Data extracted from a collection:
:::

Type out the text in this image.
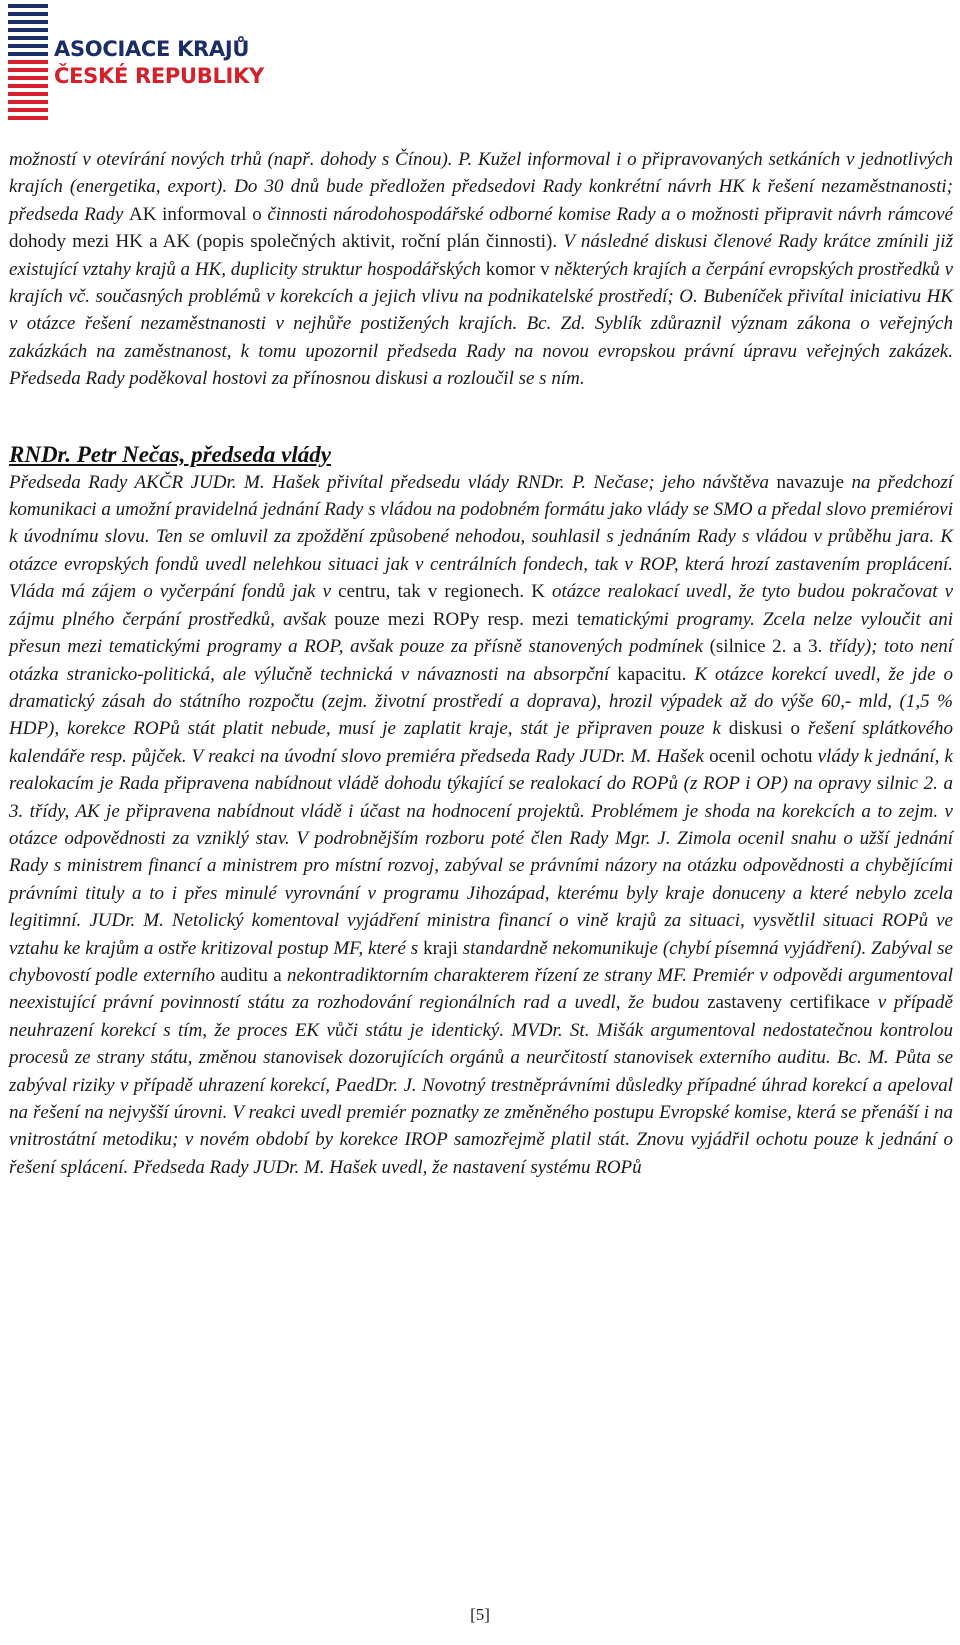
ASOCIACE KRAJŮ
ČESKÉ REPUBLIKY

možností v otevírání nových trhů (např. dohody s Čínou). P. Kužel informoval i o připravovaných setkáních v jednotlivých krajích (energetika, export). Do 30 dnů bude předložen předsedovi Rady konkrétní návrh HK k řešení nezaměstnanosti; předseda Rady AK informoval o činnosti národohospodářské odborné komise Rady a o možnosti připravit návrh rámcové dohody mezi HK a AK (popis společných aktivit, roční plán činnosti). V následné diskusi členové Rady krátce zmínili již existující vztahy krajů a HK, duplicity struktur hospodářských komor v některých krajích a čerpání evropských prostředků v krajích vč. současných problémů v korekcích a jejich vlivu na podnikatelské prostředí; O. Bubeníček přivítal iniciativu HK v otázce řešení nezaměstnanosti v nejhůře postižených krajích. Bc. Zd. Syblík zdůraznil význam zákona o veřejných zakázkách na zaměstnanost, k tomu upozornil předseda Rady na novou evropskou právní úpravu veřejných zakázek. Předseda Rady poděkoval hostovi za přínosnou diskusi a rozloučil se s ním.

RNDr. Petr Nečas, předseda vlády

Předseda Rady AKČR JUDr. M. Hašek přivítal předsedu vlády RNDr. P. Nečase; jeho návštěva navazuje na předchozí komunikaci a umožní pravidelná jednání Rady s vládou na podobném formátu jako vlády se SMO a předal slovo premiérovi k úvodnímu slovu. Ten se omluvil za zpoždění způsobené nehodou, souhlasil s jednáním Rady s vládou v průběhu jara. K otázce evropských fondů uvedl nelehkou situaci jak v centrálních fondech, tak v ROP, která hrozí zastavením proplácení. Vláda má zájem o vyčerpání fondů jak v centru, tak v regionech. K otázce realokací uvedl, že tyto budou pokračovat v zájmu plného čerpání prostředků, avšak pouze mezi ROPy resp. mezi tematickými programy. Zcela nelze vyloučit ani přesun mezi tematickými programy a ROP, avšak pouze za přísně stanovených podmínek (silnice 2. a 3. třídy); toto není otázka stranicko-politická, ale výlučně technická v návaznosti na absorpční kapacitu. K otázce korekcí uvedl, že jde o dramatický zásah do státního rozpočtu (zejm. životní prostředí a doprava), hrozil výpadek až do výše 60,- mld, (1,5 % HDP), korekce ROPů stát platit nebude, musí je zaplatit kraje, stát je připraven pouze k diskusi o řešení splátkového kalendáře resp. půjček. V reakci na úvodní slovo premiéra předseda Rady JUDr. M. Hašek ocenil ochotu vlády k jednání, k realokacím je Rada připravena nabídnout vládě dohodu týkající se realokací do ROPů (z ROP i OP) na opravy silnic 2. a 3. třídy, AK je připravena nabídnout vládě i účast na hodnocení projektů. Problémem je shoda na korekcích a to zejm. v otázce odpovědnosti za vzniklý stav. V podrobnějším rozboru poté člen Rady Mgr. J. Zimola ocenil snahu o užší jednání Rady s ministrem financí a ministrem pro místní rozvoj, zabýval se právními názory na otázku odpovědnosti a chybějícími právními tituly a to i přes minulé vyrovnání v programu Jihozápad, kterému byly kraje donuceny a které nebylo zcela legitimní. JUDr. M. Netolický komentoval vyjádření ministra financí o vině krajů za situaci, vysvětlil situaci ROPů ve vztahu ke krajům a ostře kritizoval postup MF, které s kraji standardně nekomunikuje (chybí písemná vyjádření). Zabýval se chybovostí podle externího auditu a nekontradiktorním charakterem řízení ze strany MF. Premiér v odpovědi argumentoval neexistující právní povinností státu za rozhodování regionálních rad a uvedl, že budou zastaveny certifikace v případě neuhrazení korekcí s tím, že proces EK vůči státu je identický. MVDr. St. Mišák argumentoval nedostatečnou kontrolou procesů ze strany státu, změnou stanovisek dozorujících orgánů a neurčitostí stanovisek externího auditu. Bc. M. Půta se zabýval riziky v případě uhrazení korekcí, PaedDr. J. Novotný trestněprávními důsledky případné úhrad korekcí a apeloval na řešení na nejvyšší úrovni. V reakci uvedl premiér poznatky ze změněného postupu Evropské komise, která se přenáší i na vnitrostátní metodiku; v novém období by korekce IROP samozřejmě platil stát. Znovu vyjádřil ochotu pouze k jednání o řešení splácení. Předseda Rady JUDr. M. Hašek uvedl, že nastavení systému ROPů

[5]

:::

- [EXERCISE REQUIREMENTS]
Return all of the data exactly as written, and drop the pictures.

- [CORRECT RESPONSE]
Type out the text in this image.
ASOCIACE KRAJŮ
ČESKÉ REPUBLIKY

možností v otevírání nových trhů (např. dohody s Čínou). P. Kužel informoval i o připravovaných setkáních v jednotlivých krajích (energetika, export). Do 30 dnů bude předložen předsedovi Rady konkrétní návrh HK k řešení nezaměstnanosti; předseda Rady AK informoval o činnosti národohospodářské odborné komise Rady a o možnosti připravit návrh rámcové dohody mezi HK a AK (popis společných aktivit, roční plán činnosti). V následné diskusi členové Rady krátce zmínili již existující vztahy krajů a HK, duplicity struktur hospodářských komor v některých krajích a čerpání evropských prostředků v krajích vč. současných problémů v korekcích a jejich vlivu na podnikatelské prostředí; O. Bubeníček přivítal iniciativu HK v otázce řešení nezaměstnanosti v nejhůře postižených krajích. Bc. Zd. Syblík zdůraznil význam zákona o veřejných zakázkách na zaměstnanost, k tomu upozornil předseda Rady na novou evropskou právní úpravu veřejných zakázek. Předseda Rady poděkoval hostovi za přínosnou diskusi a rozloučil se s ním.

RNDr. Petr Nečas, předseda vlády

Předseda Rady AKČR JUDr. M. Hašek přivítal předsedu vlády RNDr. P. Nečase; jeho návštěva navazuje na předchozí komunikaci a umožní pravidelná jednání Rady s vládou na podobném formátu jako vlády se SMO a předal slovo premiérovi k úvodnímu slovu. Ten se omluvil za zpoždění způsobené nehodou, souhlasil s jednáním Rady s vládou v průběhu jara. K otázce evropských fondů uvedl nelehkou situaci jak v centrálních fondech, tak v ROP, která hrozí zastavením proplácení. Vláda má zájem o vyčerpání fondů jak v centru, tak v regionech. K otázce realokací uvedl, že tyto budou pokračovat v zájmu plného čerpání prostředků, avšak pouze mezi ROPy resp. mezi tematickými programy. Zcela nelze vyloučit ani přesun mezi tematickými programy a ROP, avšak pouze za přísně stanovených podmínek (silnice 2. a 3. třídy); toto není otázka stranicko-politická, ale výlučně technická v návaznosti na absorpční kapacitu. K otázce korekcí uvedl, že jde o dramatický zásah do státního rozpočtu (zejm. životní prostředí a doprava), hrozil výpadek až do výše 60,- mld, (1,5 % HDP), korekce ROPů stát platit nebude, musí je zaplatit kraje, stát je připraven pouze k diskusi o řešení splátkového kalendáře resp. půjček. V reakci na úvodní slovo premiéra předseda Rady JUDr. M. Hašek ocenil ochotu vlády k jednání, k realokacím je Rada připravena nabídnout vládě dohodu týkající se realokací do ROPů (z ROP i OP) na opravy silnic 2. a 3. třídy, AK je připravena nabídnout vládě i účast na hodnocení projektů. Problémem je shoda na korekcích a to zejm. v otázce odpovědnosti za vzniklý stav. V podrobnějším rozboru poté člen Rady Mgr. J. Zimola ocenil snahu o užší jednání Rady s ministrem financí a ministrem pro místní rozvoj, zabýval se právními názory na otázku odpovědnosti a chybějícími právními tituly a to i přes minulé vyrovnání v programu Jihozápad, kterému byly kraje donuceny a které nebylo zcela legitimní. JUDr. M. Netolický komentoval vyjádření ministra financí o vině krajů za situaci, vysvětlil situaci ROPů ve vztahu ke krajům a ostře kritizoval postup MF, které s kraji standardně nekomunikuje (chybí písemná vyjádření). Zabýval se chybovostí podle externího auditu a nekontradiktorním charakterem řízení ze strany MF. Premiér v odpovědi argumentoval neexistující právní povinností státu za rozhodování regionálních rad a uvedl, že budou zastaveny certifikace v případě neuhrazení korekcí s tím, že proces EK vůči státu je identický. MVDr. St. Mišák argumentoval nedostatečnou kontrolou procesů ze strany státu, změnou stanovisek dozorujících orgánů a neurčitostí stanovisek externího auditu. Bc. M. Půta se zabýval riziky v případě uhrazení korekcí, PaedDr. J. Novotný trestněprávními důsledky případné úhrad korekcí a apeloval na řešení na nejvyšší úrovni. V reakci uvedl premiér poznatky ze změněného postupu Evropské komise, která se přenáší i na vnitrostátní metodiku; v novém období by korekce IROP samozřejmě platil stát. Znovu vyjádřil ochotu pouze k jednání o řešení splácení. Předseda Rady JUDr. M. Hašek uvedl, že nastavení systému ROPů

[5]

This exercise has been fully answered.